**** RECORDS FOR THE TASK

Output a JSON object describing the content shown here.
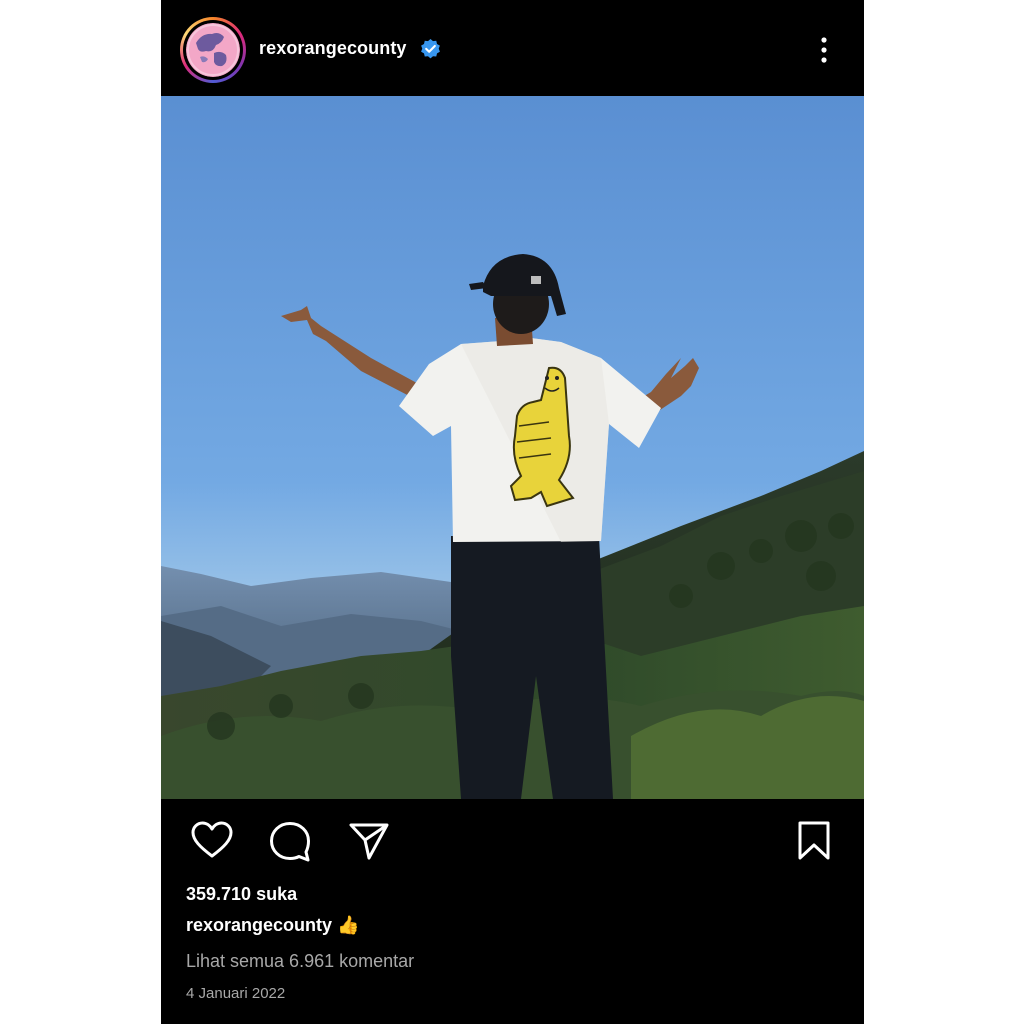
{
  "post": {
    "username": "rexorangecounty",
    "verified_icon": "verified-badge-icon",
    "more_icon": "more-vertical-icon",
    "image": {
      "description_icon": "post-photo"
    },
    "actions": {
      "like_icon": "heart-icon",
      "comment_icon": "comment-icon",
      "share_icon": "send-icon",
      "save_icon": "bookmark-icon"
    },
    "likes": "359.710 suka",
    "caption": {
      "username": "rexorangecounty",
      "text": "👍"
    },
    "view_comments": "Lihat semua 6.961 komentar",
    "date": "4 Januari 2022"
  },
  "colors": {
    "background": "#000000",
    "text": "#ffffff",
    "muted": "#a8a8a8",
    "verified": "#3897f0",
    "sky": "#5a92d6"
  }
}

********
**** RECORDS FOR THE TASK

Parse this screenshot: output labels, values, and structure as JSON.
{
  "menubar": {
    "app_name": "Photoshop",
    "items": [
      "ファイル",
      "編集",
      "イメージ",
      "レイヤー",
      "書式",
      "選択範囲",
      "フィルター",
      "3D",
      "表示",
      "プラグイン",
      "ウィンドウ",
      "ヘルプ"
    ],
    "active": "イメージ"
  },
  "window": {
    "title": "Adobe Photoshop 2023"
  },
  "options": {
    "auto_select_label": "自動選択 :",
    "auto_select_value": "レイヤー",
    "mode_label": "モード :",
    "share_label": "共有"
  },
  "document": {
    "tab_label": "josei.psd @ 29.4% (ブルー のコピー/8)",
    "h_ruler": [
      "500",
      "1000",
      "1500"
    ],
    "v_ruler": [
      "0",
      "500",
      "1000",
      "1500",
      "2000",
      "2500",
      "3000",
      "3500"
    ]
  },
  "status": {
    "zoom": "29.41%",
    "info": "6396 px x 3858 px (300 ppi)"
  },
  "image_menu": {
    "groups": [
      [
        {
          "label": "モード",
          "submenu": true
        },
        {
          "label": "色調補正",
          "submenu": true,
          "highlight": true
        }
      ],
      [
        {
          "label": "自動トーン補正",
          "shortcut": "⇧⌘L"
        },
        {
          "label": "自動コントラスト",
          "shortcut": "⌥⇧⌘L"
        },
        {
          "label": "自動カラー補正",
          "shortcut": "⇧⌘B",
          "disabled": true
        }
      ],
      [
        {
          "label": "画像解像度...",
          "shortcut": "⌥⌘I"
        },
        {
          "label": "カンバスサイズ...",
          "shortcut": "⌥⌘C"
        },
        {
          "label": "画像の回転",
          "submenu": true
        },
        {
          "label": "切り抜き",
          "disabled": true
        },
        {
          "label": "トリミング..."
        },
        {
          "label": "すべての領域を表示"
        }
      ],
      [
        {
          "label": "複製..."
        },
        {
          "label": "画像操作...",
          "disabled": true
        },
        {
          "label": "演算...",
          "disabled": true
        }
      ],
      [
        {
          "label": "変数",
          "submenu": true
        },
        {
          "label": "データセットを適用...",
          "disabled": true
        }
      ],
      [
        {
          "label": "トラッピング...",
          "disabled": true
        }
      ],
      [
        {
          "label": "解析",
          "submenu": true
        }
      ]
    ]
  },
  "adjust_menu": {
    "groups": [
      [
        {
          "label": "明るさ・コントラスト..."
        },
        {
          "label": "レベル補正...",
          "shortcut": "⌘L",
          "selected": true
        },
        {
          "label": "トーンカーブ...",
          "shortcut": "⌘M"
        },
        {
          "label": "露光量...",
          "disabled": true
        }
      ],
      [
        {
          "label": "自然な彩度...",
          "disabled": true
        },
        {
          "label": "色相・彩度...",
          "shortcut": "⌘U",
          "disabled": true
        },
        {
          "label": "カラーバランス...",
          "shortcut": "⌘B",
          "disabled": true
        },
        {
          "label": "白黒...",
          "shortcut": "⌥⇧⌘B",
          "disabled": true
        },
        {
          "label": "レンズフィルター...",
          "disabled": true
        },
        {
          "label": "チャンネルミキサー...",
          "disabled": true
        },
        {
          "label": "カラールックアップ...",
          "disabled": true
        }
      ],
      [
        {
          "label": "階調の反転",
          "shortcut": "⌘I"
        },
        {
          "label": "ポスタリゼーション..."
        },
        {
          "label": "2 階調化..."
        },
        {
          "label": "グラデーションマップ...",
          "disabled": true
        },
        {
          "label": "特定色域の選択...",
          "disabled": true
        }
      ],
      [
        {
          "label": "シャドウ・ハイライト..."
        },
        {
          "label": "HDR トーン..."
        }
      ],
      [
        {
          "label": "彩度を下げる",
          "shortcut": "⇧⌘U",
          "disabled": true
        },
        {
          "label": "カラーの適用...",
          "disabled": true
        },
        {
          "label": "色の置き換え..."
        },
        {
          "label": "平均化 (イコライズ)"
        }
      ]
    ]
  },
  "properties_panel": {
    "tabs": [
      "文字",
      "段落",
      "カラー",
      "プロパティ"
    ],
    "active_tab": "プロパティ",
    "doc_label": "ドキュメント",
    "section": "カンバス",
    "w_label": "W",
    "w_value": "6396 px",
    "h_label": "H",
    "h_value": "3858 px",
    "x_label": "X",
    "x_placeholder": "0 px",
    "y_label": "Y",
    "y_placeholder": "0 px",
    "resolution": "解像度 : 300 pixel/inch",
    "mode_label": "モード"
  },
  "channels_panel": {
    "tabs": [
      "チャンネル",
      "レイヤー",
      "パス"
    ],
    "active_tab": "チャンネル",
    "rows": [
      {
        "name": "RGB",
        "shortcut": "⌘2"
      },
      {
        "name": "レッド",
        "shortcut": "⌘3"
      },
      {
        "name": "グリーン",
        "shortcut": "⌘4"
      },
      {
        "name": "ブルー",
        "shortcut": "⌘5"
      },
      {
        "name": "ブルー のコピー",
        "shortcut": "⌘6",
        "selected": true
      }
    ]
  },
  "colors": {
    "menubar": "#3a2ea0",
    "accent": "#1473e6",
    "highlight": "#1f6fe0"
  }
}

********

Collect the lines that hold "username".

    "username": "rexorangecounty",
      "username": "rexorangecounty",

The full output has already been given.